(Text)

Not everything is indexed by a person’s name. Many of the original registers included indexes, and much work has been done, especially in our regional offices, to supplement and digitise the original indexes.

However, some searches for basic life data which might be found here require time and perseverance.

Births, deaths and marriages

Government involvement in recording births, deaths and marriages began in 1847 but records were not standardised or comprehensive until about 1856. Before 1848 church registers are the primary record of births, deaths and marriages.

Civil registration of births, deaths and marriages has been compulsory for Pākehā since 1847 and for Māori since 1911 (marriages) and 1913 (births & deaths), but this does not mean the records are either accurate or complete. Some Māori or part-Māori were registered in Pākehā records throughout.

Access is restricted to all Birth, Marriage and Death Registers held here. However, those held by us are only a small proportion of the total of registers created, usually duplicate local registers, and not all are indexed.

The complete registers of births, deaths and marriages are held by the Central Registry of Births, Deaths and Marriages, Department of Internal Affairs. You should approach the Registry first, particularly for Births and Deaths. The address details are:

Births, Deaths, Marriages and Citizenship

PO Box 10-526

Wellington 6143

Phone (in NZ): 0800 22 52 52

Phone (outside NZ): 64 4 474 8150


Searches for early birth, death and marriage registrations be made at the Births, Deaths and Marriages website.

It is worth checking alternative name spellings as there are mistakes in these listings. You can work out the exact date of the event, but this is all the information you can get. If you require more detail you can purchase copies of certificates from Births Deaths and Marriages.

We hold very incomplete records of births in New Zealand. Access to many is restricted under the Adoption Act 1955.

Marriage holdings

Our Wellington archive holds Registers of Notices of Intentions to Marry which provide similar information to Marriage Certificates or Marriage Registrations. A few other Marriage records are also held:

  • Marriage registers which come from places ranging from Ahaura to Wellington. Some originate with registrars and include a few Notices of Intention to Marry, but most come from individual churches and ministers.

  • Early Church of England Registers of Marriages (1823-) for the Bay of Islands and Kāpiti-Manawatu areas. Microfilm copies should be viewed. [ADFD MICRO 2792-2794]

Death holdings

There are many records in our Wellington archive which include information on death.

  • Death registers which come from quite small places ranging from Ahaura to Whangaruru.

  • Early Church of England Registers of Deaths (1821-), for the Bay of Islands and Kāpiti-Manawatu areas. Microfilm copies should be viewed. [ADFD; MICRO 2792-2794]

Coroners’ inquest reports and probate records provide more useful information relating to deaths. Coronial files for the whole of New Zealand are all held in our Wellington archive, but probate records could be held in our Dunedin, Christchurch or Auckland archive depending on where the person’s will was probated.


A divorce, now dissolution, is the official termination of a marriage. Once a ‘Decree Absolute’, the final decree in the proceedings, has been granted, it becomes lawful for the respective parties to marry again as if the prior marriage had been ended by death.

Annotated region listings:

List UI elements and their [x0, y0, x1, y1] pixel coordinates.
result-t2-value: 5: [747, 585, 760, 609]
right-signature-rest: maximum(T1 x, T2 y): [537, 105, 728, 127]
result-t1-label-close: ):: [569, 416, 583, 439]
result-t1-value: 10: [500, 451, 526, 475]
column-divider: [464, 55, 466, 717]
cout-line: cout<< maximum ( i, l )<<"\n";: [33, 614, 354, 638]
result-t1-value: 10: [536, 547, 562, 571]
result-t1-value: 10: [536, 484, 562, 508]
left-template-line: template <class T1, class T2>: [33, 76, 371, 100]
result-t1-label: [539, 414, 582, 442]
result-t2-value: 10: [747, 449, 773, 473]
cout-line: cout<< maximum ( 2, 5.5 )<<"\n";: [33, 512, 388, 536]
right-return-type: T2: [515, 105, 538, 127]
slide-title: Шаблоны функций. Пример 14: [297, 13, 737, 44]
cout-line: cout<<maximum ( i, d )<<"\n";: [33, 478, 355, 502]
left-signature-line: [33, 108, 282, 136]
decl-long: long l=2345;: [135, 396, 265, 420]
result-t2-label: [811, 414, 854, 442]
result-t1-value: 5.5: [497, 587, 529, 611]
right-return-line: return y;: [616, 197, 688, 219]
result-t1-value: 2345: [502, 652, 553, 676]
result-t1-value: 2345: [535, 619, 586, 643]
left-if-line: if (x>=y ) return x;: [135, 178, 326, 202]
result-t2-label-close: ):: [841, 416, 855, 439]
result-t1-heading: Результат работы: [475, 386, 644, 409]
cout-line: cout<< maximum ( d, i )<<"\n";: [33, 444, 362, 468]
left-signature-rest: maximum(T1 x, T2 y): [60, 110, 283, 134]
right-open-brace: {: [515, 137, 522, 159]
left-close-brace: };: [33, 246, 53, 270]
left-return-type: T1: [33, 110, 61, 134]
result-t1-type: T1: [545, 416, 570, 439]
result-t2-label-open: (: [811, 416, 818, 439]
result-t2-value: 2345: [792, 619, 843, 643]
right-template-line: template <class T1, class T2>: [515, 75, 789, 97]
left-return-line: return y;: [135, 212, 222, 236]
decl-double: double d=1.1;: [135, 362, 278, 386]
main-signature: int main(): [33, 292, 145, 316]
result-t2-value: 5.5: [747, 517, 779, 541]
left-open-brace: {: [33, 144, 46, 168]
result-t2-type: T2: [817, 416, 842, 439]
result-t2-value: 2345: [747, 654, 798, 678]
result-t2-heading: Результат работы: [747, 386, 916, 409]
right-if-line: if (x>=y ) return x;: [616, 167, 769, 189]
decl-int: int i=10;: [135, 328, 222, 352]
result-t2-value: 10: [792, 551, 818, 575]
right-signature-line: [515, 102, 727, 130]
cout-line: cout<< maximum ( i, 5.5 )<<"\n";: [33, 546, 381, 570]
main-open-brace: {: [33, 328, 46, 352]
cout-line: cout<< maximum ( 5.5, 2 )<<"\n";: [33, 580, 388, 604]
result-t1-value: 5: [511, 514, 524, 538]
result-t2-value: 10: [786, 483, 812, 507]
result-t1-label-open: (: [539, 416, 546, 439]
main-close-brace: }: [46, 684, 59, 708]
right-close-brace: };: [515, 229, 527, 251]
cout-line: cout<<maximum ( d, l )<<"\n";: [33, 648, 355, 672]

* * *

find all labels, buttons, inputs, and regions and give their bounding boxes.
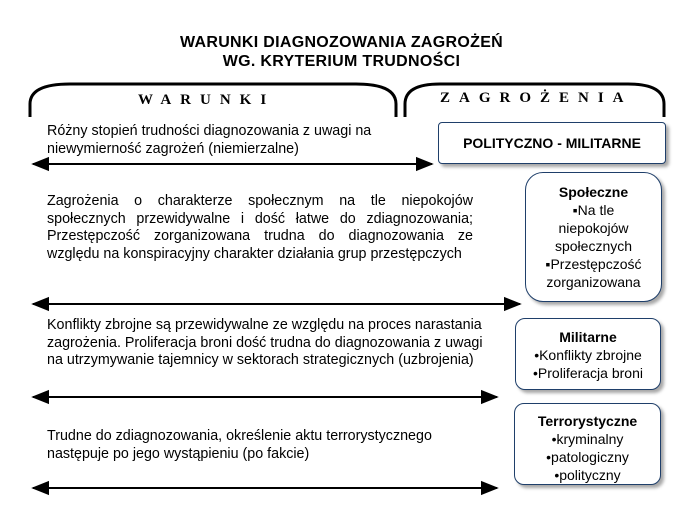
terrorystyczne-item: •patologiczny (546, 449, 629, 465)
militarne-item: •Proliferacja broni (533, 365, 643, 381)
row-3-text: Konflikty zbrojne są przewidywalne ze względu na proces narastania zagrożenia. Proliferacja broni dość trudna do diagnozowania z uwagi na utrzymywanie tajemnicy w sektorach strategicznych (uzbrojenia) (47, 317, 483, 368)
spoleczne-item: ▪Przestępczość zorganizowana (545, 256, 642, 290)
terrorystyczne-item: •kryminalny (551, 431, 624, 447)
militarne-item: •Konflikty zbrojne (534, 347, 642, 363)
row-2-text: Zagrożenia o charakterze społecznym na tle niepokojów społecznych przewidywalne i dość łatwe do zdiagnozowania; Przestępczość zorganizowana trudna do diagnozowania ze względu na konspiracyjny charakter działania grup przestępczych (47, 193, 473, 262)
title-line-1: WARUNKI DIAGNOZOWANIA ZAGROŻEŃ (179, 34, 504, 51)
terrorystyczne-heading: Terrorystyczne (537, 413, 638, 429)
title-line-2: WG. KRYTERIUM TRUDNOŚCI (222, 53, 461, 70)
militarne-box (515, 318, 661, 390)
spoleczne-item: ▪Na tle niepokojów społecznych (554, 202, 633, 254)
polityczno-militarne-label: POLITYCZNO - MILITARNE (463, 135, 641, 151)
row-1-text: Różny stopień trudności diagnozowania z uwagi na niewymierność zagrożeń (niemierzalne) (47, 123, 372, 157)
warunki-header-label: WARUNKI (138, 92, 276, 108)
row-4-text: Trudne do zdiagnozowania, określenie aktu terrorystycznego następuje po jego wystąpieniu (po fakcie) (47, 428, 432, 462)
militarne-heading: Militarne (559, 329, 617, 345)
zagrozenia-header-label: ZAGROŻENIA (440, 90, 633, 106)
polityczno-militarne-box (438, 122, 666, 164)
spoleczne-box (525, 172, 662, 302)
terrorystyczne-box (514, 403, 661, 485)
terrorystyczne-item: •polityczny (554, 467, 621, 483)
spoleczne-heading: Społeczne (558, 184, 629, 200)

(Stated problem 1)
According to the passage on birth, death and marriage registers, since what year has civil registration been compulsory for Pākehā?
(Stated problem 2)
Reproduce the stretch of the records from the line containing "terrorystyczne-item: •patologiczny (546, 449, 629, 465)" through the line containing "polityczno-militarne-label: POLITYCZNO - MILITARNE".
The passage and the records are unrelated to each other.

(Complete response 1)
Since 1847.

(Complete response 2)
terrorystyczne-item: •patologiczny (546, 449, 629, 465)
militarne-item: •Proliferacja broni (533, 365, 643, 381)
row-3-text: Konflikty zbrojne są przewidywalne ze względu na proces narastania zagrożenia. Proliferacja broni dość trudna do diagnozowania z uwagi na utrzymywanie tajemnicy w sektorach strategicznych (uzbrojenia) (47, 317, 483, 368)
spoleczne-item: ▪Przestępczość zorganizowana (545, 256, 642, 290)
terrorystyczne-item: •kryminalny (551, 431, 624, 447)
militarne-item: •Konflikty zbrojne (534, 347, 642, 363)
row-2-text: Zagrożenia o charakterze społecznym na tle niepokojów społecznych przewidywalne i dość łatwe do zdiagnozowania; Przestępczość zorganizowana trudna do diagnozowania ze względu na konspiracyjny charakter działania grup przestępczych (47, 193, 473, 262)
title-line-1: WARUNKI DIAGNOZOWANIA ZAGROŻEŃ (179, 34, 504, 51)
terrorystyczne-heading: Terrorystyczne (537, 413, 638, 429)
title-line-2: WG. KRYTERIUM TRUDNOŚCI (222, 53, 461, 70)
militarne-box (515, 318, 661, 390)
spoleczne-item: ▪Na tle niepokojów społecznych (554, 202, 633, 254)
polityczno-militarne-label: POLITYCZNO - MILITARNE (463, 135, 641, 151)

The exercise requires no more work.